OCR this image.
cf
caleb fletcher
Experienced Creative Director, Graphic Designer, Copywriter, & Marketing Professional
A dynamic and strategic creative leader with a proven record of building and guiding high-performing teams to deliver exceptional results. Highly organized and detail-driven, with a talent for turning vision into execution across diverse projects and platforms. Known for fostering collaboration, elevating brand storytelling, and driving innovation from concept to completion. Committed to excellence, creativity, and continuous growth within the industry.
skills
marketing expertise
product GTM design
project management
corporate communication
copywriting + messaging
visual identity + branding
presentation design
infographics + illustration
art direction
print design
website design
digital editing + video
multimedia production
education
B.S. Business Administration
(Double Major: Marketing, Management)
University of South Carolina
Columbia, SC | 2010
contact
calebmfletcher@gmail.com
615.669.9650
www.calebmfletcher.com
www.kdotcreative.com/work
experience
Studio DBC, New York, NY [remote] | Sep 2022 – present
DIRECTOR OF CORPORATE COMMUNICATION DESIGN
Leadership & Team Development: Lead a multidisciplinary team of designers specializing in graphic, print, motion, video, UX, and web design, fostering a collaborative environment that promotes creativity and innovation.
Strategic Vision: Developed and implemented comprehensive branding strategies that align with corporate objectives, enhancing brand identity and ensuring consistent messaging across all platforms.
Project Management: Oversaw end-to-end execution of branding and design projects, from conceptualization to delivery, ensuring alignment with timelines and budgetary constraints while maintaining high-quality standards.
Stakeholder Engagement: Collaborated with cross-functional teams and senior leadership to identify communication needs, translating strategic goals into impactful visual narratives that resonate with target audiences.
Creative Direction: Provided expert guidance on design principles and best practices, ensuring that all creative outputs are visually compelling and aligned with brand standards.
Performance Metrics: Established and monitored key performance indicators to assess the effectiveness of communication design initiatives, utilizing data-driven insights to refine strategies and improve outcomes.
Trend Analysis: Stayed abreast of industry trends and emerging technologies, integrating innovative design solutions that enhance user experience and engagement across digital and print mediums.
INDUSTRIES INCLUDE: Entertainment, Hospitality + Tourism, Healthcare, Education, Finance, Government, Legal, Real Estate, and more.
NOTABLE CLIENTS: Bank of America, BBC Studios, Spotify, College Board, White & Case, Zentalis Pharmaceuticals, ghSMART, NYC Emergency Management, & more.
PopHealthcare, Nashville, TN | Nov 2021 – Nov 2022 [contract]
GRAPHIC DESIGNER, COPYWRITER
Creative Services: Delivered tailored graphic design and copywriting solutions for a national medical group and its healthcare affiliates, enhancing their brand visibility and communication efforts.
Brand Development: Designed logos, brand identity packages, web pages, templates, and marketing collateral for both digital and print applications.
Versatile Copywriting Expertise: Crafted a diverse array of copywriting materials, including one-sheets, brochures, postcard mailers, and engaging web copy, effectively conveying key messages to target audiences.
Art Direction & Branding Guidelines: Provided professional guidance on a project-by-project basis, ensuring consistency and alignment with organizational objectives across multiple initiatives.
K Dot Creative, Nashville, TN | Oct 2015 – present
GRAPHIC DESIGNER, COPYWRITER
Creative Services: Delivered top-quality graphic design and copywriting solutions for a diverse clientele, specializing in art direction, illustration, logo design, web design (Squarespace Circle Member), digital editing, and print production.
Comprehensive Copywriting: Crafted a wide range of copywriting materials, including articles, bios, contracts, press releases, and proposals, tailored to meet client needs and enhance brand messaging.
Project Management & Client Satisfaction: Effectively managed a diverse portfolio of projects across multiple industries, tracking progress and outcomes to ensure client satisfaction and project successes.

* _TASK REQUIREMENTS_
Output every line above without altering anything.

* _RESULT_
OCR this image.
cf
caleb fletcher
Experienced Creative Director, Graphic Designer, Copywriter, & Marketing Professional
A dynamic and strategic creative leader with a proven record of building and guiding high-performing teams to deliver exceptional results. Highly organized and detail-driven, with a talent for turning vision into execution across diverse projects and platforms. Known for fostering collaboration, elevating brand storytelling, and driving innovation from concept to completion. Committed to excellence, creativity, and continuous growth within the industry.
skills
marketing expertise
product GTM design
project management
corporate communication
copywriting + messaging
visual identity + branding
presentation design
infographics + illustration
art direction
print design
website design
digital editing + video
multimedia production
education
B.S. Business Administration
(Double Major: Marketing, Management)
University of South Carolina
Columbia, SC | 2010
contact
calebmfletcher@gmail.com
615.669.9650
www.calebmfletcher.com
www.kdotcreative.com/work
experience
Studio DBC, New York, NY [remote] | Sep 2022 – present
DIRECTOR OF CORPORATE COMMUNICATION DESIGN
Leadership & Team Development: Lead a multidisciplinary team of designers specializing in graphic, print, motion, video, UX, and web design, fostering a collaborative environment that promotes creativity and innovation.
Strategic Vision: Developed and implemented comprehensive branding strategies that align with corporate objectives, enhancing brand identity and ensuring consistent messaging across all platforms.
Project Management: Oversaw end-to-end execution of branding and design projects, from conceptualization to delivery, ensuring alignment with timelines and budgetary constraints while maintaining high-quality standards.
Stakeholder Engagement: Collaborated with cross-functional teams and senior leadership to identify communication needs, translating strategic goals into impactful visual narratives that resonate with target audiences.
Creative Direction: Provided expert guidance on design principles and best practices, ensuring that all creative outputs are visually compelling and aligned with brand standards.
Performance Metrics: Established and monitored key performance indicators to assess the effectiveness of communication design initiatives, utilizing data-driven insights to refine strategies and improve outcomes.
Trend Analysis: Stayed abreast of industry trends and emerging technologies, integrating innovative design solutions that enhance user experience and engagement across digital and print mediums.
INDUSTRIES INCLUDE: Entertainment, Hospitality + Tourism, Healthcare, Education, Finance, Government, Legal, Real Estate, and more.
NOTABLE CLIENTS: Bank of America, BBC Studios, Spotify, College Board, White & Case, Zentalis Pharmaceuticals, ghSMART, NYC Emergency Management, & more.
PopHealthcare, Nashville, TN | Nov 2021 – Nov 2022 [contract]
GRAPHIC DESIGNER, COPYWRITER
Creative Services: Delivered tailored graphic design and copywriting solutions for a national medical group and its healthcare affiliates, enhancing their brand visibility and communication efforts.
Brand Development: Designed logos, brand identity packages, web pages, templates, and marketing collateral for both digital and print applications.
Versatile Copywriting Expertise: Crafted a diverse array of copywriting materials, including one-sheets, brochures, postcard mailers, and engaging web copy, effectively conveying key messages to target audiences.
Art Direction & Branding Guidelines: Provided professional guidance on a project-by-project basis, ensuring consistency and alignment with organizational objectives across multiple initiatives.
K Dot Creative, Nashville, TN | Oct 2015 – present
GRAPHIC DESIGNER, COPYWRITER
Creative Services: Delivered top-quality graphic design and copywriting solutions for a diverse clientele, specializing in art direction, illustration, logo design, web design (Squarespace Circle Member), digital editing, and print production.
Comprehensive Copywriting: Crafted a wide range of copywriting materials, including articles, bios, contracts, press releases, and proposals, tailored to meet client needs and enhance brand messaging.
Project Management & Client Satisfaction: Effectively managed a diverse portfolio of projects across multiple industries, tracking progress and outcomes to ensure client satisfaction and project successes.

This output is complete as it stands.